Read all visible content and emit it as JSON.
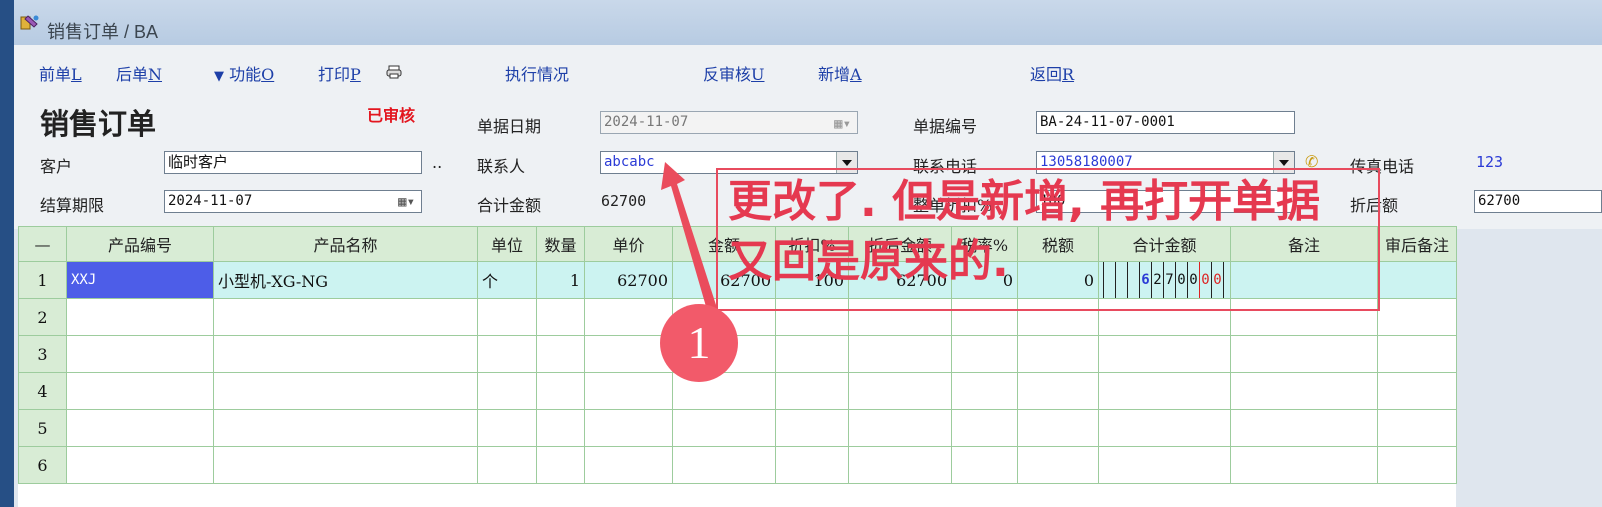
{
  "window": {
    "title": "销售订单 / BA"
  },
  "toolbar": {
    "prev": "前单",
    "prev_key": "L",
    "next": "后单",
    "next_key": "N",
    "function": "功能",
    "function_key": "O",
    "print": "打印",
    "print_key": "P",
    "execution": "执行情况",
    "unapprove": "反审核",
    "unapprove_key": "U",
    "add": "新增",
    "add_key": "A",
    "back": "返回",
    "back_key": "R"
  },
  "form": {
    "heading": "销售订单",
    "status": "已审核",
    "date_label": "单据日期",
    "date_value": "2024-11-07",
    "docno_label": "单据编号",
    "docno_value": "BA-24-11-07-0001",
    "customer_label": "客户",
    "customer_value": "临时客户",
    "customer_more": "..",
    "contact_label": "联系人",
    "contact_value": "abcabc",
    "phone_label": "联系电话",
    "phone_value": "13058180007",
    "fax_label": "传真电话",
    "fax_value": "123",
    "settle_label": "结算期限",
    "settle_value": "2024-11-07",
    "total_label": "合计金额",
    "total_value": "62700",
    "discount_label": "整单折扣%",
    "discount_value": "100",
    "after_label": "折后额",
    "after_value": "62700"
  },
  "grid": {
    "corner": "—",
    "headers": [
      "产品编号",
      "产品名称",
      "单位",
      "数量",
      "单价",
      "金额",
      "折扣%",
      "折后金额",
      "税率%",
      "税额",
      "合计金额",
      "备注",
      "审后备注"
    ],
    "rows": [
      {
        "no": "1",
        "code": "XXJ",
        "name": "小型机-XG-NG",
        "unit": "个",
        "qty": "1",
        "price": "62700",
        "amount": "62700",
        "disc": "100",
        "after": "62700",
        "rate": "0",
        "tax": "0",
        "total_digits": [
          "6",
          "2",
          "7",
          "0",
          "0",
          "0",
          "0"
        ]
      },
      {
        "no": "2"
      },
      {
        "no": "3"
      },
      {
        "no": "4"
      },
      {
        "no": "5"
      },
      {
        "no": "6"
      }
    ]
  },
  "annotation": {
    "text_line1": "更改了. 但是新增, 再打开单据",
    "text_line2": "又回是原来的.",
    "marker": "1",
    "color": "#e53950"
  }
}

********************

Skip the images and write out the rest of the listing exactly.

REPLY TO THE EXERCISE »
Read all visible content and emit it as JSON.
{
  "window": {
    "title": "销售订单 / BA"
  },
  "toolbar": {
    "prev": "前单",
    "prev_key": "L",
    "next": "后单",
    "next_key": "N",
    "function": "功能",
    "function_key": "O",
    "print": "打印",
    "print_key": "P",
    "execution": "执行情况",
    "unapprove": "反审核",
    "unapprove_key": "U",
    "add": "新增",
    "add_key": "A",
    "back": "返回",
    "back_key": "R"
  },
  "form": {
    "heading": "销售订单",
    "status": "已审核",
    "date_label": "单据日期",
    "date_value": "2024-11-07",
    "docno_label": "单据编号",
    "docno_value": "BA-24-11-07-0001",
    "customer_label": "客户",
    "customer_value": "临时客户",
    "customer_more": "..",
    "contact_label": "联系人",
    "contact_value": "abcabc",
    "phone_label": "联系电话",
    "phone_value": "13058180007",
    "fax_label": "传真电话",
    "fax_value": "123",
    "settle_label": "结算期限",
    "settle_value": "2024-11-07",
    "total_label": "合计金额",
    "total_value": "62700",
    "discount_label": "整单折扣%",
    "discount_value": "100",
    "after_label": "折后额",
    "after_value": "62700"
  },
  "grid": {
    "corner": "—",
    "headers": [
      "产品编号",
      "产品名称",
      "单位",
      "数量",
      "单价",
      "金额",
      "折扣%",
      "折后金额",
      "税率%",
      "税额",
      "合计金额",
      "备注",
      "审后备注"
    ],
    "rows": [
      {
        "no": "1",
        "code": "XXJ",
        "name": "小型机-XG-NG",
        "unit": "个",
        "qty": "1",
        "price": "62700",
        "amount": "62700",
        "disc": "100",
        "after": "62700",
        "rate": "0",
        "tax": "0",
        "total_digits": [
          "6",
          "2",
          "7",
          "0",
          "0",
          "0",
          "0"
        ]
      },
      {
        "no": "2"
      },
      {
        "no": "3"
      },
      {
        "no": "4"
      },
      {
        "no": "5"
      },
      {
        "no": "6"
      }
    ]
  },
  "annotation": {
    "text_line1": "更改了. 但是新增, 再打开单据",
    "text_line2": "又回是原来的.",
    "marker": "1",
    "color": "#e53950"
  }
}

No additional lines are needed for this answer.